AIM OF THE TASK: Among the entries, which lines carry the string "代理报关"? Copy each of them.

DATA PROVIDED:

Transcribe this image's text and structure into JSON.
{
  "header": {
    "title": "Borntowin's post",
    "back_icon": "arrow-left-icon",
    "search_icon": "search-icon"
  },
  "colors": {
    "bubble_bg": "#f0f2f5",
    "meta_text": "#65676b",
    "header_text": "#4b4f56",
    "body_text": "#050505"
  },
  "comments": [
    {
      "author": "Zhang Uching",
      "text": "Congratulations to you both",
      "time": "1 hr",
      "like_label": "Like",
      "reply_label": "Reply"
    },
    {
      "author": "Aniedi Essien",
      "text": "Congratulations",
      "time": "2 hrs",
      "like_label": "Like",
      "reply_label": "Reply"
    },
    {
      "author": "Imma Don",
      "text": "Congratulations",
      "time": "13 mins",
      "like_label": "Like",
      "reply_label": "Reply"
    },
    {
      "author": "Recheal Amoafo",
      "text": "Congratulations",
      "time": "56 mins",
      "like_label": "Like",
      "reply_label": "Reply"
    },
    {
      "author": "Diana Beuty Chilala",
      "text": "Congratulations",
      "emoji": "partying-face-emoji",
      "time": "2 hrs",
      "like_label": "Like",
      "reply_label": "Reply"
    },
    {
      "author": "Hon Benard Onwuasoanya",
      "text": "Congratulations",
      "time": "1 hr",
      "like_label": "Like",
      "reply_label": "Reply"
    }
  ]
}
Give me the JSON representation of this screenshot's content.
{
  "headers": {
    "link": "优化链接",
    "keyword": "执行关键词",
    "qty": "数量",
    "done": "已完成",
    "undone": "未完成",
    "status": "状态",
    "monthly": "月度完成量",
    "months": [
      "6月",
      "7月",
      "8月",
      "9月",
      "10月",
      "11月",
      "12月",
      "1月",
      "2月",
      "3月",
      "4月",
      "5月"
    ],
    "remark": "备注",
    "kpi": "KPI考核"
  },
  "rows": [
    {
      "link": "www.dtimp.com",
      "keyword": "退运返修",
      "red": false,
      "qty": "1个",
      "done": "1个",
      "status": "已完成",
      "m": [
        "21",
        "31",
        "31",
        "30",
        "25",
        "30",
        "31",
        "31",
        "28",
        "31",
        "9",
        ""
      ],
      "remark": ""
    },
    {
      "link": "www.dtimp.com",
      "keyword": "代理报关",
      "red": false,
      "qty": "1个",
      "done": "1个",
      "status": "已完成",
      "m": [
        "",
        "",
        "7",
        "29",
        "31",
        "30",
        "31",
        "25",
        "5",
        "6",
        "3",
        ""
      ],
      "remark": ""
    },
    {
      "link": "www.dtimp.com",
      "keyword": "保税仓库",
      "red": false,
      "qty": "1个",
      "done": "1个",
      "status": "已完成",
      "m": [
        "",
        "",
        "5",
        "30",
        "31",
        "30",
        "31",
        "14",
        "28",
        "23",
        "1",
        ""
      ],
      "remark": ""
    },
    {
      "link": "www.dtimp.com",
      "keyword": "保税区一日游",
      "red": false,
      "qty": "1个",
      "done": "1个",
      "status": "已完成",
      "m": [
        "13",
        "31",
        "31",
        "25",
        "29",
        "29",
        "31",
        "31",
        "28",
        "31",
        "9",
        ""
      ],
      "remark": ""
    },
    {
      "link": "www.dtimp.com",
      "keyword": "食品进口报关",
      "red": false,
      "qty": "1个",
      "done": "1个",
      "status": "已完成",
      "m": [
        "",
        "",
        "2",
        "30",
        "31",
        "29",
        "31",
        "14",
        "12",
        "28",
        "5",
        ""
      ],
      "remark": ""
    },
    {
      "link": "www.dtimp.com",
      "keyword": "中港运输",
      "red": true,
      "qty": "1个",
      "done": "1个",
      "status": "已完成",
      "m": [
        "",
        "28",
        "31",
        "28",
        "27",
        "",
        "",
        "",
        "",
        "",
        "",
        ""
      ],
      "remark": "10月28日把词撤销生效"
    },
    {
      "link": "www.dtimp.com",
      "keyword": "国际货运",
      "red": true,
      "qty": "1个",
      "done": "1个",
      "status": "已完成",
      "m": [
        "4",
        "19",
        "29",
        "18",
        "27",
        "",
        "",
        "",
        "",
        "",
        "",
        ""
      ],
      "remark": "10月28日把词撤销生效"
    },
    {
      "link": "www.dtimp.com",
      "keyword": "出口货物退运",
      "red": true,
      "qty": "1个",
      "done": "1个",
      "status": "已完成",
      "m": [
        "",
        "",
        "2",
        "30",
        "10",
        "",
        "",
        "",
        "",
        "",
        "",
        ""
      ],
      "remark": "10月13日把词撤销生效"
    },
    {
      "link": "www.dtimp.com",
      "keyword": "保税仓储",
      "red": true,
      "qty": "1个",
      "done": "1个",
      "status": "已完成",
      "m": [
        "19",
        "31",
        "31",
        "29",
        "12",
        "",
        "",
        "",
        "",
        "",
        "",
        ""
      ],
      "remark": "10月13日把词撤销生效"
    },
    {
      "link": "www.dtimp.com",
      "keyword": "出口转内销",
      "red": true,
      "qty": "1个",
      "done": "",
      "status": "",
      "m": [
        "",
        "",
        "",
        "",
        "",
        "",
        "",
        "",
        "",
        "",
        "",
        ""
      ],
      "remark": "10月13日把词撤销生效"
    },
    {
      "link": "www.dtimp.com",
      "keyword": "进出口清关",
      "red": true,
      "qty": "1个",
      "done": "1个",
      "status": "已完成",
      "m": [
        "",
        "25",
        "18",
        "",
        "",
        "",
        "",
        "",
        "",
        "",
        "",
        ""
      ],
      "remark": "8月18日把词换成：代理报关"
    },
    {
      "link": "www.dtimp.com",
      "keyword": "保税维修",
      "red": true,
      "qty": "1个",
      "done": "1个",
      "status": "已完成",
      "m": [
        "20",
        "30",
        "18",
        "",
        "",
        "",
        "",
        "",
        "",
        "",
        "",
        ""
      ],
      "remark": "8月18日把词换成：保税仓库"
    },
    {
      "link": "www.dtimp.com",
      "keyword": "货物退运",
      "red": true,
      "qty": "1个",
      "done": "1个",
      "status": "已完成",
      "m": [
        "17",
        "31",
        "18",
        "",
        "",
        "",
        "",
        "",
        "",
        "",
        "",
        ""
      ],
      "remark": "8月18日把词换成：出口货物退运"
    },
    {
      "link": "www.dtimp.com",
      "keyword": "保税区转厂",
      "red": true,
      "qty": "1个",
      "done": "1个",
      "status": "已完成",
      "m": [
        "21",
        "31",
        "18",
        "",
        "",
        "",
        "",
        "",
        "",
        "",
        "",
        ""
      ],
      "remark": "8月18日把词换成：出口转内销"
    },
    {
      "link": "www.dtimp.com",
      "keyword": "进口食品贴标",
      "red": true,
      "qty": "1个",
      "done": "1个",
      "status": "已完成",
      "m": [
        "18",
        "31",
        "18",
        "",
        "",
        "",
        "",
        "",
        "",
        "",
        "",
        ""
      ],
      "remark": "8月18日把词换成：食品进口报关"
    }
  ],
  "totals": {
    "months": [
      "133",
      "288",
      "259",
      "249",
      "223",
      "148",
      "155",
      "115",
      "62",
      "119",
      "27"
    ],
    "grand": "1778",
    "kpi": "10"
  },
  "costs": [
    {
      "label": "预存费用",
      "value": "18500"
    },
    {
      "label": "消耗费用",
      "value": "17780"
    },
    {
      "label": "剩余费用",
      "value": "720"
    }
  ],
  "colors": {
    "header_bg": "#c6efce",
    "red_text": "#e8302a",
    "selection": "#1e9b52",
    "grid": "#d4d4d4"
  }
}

FINISHED ANSWER:
      "keyword": "代理报关",
      "remark": "8月18日把词换成：代理报关"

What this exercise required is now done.